#### Selected extract ####

# 2" H. gigas ok for pond setup?



## ornamentalist (Feb 20, 2011)

just got a 2 inch gigas. Just wondered if a small (but deep) pond in the enclosure would be suitable or an accident waiting to happen? Thanks


----------



## Scolopeon (Feb 20, 2011)

A small shallow pool shouldn't be a problem, a small but deep one starts sounding like a death trap.. even for a spider that can swim.


----------



## curiousme (Feb 20, 2011)

You will need some sort of filtration for the water, or it will get foul.  Either that or constant water changes can be done.  You really need to do some research on the subject before you throw it together.  I suggest the advanced search here, or heck start with Google.  We tried a pond for our _P. imperator_ group, but we needed to seek a different kind of filtration than what we had to make it work.  If we try again, we will have a few improvements to make.


----------



## Bill S (Feb 20, 2011)

####

* Objectives:
- A) In the forum thread about the H. gigas pond, which animal did curiousme's group try a pond for?
- B) List every username that appears as a poster in the forum thread about the H. gigas pond.

#### Given data ####

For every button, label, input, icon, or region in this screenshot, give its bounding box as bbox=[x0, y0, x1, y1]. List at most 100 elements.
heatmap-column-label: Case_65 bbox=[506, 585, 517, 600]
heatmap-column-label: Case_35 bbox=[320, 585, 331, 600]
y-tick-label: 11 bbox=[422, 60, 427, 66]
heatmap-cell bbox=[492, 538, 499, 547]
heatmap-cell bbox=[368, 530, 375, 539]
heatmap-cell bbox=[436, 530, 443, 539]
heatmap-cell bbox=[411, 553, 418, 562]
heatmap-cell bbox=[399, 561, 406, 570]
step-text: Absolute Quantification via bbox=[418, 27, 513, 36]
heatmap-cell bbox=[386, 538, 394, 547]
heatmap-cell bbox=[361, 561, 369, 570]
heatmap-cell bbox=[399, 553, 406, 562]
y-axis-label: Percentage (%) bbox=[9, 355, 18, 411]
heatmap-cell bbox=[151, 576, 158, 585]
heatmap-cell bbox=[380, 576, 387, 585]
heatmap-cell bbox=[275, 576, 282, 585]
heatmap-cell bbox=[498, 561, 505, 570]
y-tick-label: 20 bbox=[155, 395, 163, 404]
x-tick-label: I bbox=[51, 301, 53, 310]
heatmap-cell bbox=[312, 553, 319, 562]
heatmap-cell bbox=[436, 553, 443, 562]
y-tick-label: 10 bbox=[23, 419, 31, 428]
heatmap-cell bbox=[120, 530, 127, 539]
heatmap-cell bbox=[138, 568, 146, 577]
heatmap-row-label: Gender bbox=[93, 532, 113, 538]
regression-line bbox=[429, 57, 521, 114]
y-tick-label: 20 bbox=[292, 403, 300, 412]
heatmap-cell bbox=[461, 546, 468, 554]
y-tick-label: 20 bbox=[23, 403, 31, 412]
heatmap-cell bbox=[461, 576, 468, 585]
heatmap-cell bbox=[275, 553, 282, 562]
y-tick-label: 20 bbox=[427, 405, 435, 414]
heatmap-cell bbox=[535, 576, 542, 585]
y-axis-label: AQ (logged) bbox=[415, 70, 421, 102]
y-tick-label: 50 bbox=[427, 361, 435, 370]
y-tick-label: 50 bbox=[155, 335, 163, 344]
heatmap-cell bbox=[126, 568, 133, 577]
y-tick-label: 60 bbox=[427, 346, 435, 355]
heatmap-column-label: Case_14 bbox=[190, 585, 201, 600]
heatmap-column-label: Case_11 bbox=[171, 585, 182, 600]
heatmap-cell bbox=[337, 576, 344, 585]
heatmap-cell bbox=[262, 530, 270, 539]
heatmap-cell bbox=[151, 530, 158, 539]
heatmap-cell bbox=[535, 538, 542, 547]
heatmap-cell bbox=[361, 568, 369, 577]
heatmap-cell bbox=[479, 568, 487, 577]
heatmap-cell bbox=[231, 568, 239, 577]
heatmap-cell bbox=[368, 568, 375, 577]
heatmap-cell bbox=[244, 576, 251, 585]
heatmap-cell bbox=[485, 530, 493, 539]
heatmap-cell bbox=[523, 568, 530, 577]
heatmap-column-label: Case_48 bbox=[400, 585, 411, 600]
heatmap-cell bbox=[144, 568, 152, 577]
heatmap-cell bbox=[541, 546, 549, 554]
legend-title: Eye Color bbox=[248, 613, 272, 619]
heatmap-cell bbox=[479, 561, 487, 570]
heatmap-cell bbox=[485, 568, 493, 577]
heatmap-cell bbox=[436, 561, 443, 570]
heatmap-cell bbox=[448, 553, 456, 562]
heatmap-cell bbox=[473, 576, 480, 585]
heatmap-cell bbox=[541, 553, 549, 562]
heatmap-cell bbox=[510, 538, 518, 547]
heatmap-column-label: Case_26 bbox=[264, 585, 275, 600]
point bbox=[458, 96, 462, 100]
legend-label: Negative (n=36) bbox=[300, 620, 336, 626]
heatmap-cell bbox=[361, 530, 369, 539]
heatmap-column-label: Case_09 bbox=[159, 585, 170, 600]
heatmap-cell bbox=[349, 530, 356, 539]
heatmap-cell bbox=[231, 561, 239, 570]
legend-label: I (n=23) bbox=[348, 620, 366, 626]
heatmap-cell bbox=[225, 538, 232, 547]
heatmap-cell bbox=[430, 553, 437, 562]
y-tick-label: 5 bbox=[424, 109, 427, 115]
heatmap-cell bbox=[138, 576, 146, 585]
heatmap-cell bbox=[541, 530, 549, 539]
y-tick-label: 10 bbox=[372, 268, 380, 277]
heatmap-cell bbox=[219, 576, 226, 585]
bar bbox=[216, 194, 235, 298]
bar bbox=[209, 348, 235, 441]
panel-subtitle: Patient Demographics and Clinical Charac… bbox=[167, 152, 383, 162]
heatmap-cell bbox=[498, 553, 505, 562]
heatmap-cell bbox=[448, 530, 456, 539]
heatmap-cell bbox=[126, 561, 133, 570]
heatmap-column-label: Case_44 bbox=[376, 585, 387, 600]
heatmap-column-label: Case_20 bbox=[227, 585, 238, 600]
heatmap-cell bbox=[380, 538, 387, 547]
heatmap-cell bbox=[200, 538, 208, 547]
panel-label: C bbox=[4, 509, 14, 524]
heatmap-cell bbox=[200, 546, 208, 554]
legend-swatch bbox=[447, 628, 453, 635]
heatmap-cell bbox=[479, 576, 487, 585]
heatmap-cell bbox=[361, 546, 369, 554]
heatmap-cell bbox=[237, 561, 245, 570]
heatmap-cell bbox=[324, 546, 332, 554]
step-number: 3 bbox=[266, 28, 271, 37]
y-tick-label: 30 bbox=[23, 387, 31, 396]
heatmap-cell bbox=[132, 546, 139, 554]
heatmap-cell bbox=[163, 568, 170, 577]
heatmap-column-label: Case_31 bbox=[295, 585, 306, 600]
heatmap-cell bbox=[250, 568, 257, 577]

####

* Answers:
- A) Their _P. imperator_ group.

- B) ornamentalist, Scolopeon, curiousme, Bill S